***** Data to examine *****
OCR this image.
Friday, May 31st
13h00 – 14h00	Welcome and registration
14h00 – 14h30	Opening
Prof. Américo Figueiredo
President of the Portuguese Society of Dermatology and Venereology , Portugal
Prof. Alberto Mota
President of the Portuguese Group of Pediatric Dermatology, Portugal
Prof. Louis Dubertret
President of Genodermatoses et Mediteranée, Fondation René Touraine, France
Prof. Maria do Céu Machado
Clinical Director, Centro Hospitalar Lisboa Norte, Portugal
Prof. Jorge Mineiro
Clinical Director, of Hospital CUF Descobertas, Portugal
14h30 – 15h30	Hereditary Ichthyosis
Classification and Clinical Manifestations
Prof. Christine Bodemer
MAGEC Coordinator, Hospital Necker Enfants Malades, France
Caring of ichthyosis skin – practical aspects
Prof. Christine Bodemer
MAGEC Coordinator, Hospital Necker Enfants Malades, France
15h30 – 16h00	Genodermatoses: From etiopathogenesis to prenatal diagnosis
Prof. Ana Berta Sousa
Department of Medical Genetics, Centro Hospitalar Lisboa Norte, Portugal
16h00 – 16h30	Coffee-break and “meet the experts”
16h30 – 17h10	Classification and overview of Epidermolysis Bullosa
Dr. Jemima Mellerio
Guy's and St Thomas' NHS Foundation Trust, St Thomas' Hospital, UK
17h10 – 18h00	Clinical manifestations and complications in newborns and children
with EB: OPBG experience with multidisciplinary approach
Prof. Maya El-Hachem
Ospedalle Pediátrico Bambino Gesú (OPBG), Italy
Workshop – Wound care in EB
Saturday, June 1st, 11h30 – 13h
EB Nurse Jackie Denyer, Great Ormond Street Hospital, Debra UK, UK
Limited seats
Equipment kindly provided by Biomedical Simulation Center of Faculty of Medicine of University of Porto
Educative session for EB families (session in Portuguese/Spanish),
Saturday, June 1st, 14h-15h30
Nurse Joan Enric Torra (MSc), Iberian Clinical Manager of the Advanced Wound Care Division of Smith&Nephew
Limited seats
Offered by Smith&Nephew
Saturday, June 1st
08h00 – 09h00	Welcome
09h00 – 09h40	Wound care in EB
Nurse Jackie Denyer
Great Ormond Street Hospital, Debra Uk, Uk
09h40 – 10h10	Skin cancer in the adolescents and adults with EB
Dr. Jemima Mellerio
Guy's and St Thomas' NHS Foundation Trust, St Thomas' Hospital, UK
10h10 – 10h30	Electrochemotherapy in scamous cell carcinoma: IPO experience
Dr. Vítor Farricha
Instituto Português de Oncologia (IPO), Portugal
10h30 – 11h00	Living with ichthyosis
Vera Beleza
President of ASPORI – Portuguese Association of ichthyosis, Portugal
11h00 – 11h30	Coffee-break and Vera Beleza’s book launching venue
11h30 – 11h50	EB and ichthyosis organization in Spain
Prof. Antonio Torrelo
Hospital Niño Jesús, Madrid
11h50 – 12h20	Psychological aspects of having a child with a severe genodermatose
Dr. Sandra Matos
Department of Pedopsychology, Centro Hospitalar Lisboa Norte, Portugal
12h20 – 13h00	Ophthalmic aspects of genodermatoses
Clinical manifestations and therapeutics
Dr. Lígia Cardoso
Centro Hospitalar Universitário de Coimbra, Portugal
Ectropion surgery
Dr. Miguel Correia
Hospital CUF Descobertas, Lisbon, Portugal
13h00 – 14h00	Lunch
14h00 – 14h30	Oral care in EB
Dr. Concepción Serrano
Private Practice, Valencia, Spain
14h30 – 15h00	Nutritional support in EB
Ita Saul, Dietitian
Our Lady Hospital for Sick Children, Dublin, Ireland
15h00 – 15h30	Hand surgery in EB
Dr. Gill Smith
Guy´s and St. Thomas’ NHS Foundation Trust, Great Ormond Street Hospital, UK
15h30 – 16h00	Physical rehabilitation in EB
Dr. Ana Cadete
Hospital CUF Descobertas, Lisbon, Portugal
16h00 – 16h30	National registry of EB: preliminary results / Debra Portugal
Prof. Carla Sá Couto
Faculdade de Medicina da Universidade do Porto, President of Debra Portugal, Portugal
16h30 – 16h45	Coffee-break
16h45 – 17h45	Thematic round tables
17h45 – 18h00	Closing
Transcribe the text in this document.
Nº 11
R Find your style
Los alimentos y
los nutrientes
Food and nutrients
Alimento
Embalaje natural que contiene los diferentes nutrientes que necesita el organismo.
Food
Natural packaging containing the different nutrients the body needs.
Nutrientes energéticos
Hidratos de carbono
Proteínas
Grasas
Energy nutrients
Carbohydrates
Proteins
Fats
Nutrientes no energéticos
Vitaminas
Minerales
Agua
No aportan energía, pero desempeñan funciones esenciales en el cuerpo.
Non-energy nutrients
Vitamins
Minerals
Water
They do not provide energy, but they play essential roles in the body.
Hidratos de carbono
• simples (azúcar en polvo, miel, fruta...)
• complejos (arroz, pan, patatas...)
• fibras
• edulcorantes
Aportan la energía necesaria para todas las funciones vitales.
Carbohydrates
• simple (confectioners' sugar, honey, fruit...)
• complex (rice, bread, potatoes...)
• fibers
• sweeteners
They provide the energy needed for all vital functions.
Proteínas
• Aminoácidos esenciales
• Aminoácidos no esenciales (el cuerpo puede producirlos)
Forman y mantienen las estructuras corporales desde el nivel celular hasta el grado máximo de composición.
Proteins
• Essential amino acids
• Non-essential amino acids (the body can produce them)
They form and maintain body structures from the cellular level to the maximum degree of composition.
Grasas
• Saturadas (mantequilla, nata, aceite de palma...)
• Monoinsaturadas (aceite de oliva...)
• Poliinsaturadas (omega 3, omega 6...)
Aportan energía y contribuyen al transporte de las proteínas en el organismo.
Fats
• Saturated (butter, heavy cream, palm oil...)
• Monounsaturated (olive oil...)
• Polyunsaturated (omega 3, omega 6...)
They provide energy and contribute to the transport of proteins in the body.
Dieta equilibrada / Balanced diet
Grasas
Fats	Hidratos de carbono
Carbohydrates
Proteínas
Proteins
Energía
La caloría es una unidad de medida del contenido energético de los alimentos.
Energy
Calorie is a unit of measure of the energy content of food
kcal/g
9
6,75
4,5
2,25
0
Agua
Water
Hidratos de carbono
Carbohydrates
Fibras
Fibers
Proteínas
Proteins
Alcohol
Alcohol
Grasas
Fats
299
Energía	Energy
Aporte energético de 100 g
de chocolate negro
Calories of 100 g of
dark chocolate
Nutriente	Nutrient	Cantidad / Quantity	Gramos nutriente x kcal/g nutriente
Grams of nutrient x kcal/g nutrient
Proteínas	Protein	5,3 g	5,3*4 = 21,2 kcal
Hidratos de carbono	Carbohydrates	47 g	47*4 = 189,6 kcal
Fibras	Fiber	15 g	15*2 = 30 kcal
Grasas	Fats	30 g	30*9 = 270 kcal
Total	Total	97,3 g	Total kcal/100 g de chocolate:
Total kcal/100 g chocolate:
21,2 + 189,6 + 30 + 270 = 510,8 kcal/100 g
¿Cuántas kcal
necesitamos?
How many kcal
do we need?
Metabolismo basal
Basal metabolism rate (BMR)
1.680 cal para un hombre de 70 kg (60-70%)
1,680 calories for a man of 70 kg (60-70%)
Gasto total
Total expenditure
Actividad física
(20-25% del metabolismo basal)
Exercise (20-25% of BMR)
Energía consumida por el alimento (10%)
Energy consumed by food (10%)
*****
Examine the records and pull out every line where the string "June" occurs.

Saturday, June 1st, 11h30 – 13h
Saturday, June 1st, 14h-15h30
Saturday, June 1st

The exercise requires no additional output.